Dataset records
########################################

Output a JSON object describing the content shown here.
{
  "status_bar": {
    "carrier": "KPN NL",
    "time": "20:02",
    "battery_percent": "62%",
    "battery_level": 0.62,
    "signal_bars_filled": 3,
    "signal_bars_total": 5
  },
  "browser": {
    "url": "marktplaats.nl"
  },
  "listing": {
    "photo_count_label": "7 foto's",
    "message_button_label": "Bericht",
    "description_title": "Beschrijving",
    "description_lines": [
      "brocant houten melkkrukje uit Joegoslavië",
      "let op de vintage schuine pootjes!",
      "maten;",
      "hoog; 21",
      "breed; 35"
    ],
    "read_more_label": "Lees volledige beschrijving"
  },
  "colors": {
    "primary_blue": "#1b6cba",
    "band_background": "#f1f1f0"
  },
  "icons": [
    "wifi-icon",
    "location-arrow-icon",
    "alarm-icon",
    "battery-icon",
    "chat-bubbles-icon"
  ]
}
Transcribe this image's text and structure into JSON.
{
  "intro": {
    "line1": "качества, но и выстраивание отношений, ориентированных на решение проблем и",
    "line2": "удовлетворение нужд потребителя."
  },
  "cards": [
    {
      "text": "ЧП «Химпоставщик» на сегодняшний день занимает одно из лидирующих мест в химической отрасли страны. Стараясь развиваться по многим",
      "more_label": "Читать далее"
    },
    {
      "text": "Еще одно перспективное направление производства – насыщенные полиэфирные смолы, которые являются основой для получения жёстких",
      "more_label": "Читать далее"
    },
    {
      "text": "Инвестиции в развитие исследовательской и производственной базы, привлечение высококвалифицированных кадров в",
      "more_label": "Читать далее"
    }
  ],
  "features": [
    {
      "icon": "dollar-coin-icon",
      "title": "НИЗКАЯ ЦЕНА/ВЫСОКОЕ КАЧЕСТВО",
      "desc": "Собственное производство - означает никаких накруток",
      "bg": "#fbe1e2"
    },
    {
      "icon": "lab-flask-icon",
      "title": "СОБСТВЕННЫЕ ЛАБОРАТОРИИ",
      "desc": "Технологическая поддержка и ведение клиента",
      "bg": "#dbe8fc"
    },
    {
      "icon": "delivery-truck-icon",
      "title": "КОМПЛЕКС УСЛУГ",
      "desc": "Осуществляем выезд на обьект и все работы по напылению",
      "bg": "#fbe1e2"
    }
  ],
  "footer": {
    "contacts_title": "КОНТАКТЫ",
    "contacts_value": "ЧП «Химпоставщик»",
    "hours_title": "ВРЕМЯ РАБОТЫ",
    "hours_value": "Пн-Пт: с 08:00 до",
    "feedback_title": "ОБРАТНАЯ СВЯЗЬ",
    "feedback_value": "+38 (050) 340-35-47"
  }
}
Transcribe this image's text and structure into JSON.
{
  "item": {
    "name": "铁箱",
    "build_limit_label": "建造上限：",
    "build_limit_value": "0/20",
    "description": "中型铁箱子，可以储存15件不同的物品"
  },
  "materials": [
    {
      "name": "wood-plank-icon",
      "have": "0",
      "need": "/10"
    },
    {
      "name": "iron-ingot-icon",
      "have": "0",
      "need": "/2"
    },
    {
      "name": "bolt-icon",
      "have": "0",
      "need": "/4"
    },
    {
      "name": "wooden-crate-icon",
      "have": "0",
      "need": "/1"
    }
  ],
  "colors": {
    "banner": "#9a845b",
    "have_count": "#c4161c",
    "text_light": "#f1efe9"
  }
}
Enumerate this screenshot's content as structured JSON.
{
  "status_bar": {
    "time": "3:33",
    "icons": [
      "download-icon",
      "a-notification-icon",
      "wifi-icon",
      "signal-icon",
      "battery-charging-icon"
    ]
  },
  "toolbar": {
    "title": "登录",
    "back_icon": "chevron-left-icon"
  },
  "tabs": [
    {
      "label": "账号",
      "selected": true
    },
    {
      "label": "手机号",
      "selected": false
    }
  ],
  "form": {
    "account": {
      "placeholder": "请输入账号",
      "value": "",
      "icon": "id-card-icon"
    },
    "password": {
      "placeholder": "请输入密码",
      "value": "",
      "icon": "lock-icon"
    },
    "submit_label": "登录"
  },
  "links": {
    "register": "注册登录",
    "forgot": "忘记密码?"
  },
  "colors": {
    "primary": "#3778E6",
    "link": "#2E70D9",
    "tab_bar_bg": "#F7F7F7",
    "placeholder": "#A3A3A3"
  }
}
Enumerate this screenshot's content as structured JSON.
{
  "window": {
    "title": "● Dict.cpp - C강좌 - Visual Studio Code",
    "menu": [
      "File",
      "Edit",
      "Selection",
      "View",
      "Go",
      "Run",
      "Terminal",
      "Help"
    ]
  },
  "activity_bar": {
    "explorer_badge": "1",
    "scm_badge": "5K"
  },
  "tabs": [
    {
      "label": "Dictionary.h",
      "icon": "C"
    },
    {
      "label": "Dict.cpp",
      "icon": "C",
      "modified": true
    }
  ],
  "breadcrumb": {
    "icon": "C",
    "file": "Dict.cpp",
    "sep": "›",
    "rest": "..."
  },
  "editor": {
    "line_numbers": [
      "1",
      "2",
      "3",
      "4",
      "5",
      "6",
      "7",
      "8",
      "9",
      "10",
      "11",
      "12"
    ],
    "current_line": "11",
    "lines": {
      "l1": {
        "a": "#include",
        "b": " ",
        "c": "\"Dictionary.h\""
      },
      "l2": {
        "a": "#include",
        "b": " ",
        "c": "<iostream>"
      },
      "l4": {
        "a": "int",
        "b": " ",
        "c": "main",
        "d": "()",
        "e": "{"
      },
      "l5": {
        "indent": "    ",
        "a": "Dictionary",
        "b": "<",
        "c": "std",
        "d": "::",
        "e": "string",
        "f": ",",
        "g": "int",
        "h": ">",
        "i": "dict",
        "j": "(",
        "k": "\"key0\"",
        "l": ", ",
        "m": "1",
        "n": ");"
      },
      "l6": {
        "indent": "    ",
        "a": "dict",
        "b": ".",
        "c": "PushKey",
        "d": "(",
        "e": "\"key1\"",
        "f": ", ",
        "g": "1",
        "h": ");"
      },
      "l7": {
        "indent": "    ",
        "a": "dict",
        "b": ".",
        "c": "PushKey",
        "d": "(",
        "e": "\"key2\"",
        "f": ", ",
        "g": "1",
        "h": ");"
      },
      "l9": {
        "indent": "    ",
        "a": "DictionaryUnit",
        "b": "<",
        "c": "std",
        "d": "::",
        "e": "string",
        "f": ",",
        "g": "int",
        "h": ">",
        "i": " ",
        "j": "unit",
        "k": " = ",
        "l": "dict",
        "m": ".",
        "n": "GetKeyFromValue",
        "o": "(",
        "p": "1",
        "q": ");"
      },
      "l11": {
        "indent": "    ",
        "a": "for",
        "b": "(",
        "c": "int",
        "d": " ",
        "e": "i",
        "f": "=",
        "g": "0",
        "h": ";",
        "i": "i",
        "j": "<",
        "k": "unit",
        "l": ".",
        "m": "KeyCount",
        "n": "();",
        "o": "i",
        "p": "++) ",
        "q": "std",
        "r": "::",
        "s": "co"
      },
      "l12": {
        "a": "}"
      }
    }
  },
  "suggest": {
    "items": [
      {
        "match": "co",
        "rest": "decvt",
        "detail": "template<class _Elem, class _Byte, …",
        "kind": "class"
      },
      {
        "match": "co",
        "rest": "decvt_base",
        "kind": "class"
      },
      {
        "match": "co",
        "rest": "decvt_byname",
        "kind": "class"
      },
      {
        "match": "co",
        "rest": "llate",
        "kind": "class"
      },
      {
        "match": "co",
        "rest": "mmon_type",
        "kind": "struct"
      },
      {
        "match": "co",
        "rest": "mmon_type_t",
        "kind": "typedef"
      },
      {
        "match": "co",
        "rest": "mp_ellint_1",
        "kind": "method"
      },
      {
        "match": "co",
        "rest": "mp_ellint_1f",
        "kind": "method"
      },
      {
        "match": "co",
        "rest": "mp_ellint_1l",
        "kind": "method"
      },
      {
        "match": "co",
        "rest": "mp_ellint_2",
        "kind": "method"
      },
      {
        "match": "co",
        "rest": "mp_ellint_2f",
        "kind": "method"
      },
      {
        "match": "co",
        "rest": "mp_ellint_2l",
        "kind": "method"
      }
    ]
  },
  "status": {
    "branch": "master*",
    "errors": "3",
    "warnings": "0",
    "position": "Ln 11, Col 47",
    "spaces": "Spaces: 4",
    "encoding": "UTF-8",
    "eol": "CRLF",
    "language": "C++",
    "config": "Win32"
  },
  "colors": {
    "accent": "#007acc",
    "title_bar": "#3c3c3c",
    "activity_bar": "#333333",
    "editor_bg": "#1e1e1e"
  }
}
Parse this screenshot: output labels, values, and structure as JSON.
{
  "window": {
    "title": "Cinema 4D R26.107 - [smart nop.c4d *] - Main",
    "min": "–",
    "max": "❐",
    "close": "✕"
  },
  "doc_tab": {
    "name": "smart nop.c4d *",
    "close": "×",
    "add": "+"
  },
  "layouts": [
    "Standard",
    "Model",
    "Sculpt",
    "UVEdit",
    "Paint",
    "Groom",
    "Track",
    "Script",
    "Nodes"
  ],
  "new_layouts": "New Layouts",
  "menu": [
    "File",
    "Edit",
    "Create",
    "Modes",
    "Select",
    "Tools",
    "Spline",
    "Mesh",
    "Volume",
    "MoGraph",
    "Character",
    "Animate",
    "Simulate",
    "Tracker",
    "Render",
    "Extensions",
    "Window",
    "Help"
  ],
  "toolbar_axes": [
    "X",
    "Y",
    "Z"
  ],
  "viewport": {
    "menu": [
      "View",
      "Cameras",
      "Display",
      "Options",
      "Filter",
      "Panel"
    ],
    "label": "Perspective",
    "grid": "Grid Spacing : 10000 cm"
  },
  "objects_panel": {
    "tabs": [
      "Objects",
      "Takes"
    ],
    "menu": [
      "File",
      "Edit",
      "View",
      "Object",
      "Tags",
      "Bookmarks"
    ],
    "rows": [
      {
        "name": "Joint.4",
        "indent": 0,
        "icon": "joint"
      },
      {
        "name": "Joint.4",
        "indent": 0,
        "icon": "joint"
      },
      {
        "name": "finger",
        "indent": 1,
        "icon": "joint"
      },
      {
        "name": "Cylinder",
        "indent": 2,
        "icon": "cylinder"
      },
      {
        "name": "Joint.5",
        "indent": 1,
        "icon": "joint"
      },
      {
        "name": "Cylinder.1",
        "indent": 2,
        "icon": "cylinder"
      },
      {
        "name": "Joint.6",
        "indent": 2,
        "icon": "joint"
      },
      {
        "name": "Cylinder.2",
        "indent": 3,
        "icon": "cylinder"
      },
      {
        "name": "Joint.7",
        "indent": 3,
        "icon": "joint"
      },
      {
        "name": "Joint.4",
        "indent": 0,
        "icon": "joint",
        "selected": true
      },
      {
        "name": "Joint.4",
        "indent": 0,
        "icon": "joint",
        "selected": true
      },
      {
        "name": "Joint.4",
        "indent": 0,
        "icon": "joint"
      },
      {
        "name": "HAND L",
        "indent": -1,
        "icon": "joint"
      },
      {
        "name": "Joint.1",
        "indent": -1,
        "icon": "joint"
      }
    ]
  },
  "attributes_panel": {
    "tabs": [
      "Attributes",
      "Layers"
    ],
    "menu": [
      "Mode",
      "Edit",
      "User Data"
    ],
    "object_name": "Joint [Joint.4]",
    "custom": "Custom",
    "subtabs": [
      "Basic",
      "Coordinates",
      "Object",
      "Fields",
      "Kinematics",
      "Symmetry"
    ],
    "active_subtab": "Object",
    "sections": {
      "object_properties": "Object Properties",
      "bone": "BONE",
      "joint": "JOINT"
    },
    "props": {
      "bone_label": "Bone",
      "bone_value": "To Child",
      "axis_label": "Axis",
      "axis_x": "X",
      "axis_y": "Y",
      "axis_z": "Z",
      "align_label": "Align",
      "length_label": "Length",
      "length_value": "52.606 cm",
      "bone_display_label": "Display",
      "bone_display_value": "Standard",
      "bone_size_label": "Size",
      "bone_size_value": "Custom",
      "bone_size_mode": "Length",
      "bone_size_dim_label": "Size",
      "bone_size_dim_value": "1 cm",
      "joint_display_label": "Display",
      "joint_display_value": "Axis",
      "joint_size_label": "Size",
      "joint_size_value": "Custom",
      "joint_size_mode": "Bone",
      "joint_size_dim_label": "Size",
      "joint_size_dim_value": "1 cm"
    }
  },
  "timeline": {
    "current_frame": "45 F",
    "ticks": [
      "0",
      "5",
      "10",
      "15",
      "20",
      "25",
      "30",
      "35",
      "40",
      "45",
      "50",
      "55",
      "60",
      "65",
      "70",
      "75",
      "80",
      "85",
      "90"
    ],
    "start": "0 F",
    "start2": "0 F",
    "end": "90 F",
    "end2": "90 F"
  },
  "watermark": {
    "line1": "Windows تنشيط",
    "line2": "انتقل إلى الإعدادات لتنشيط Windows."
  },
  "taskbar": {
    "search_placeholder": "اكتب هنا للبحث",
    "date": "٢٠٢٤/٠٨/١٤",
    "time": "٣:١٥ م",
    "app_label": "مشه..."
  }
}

########################################

Description of the task:
Give only the number of lines in the data that hold the string "одно".

Answer to this task:
2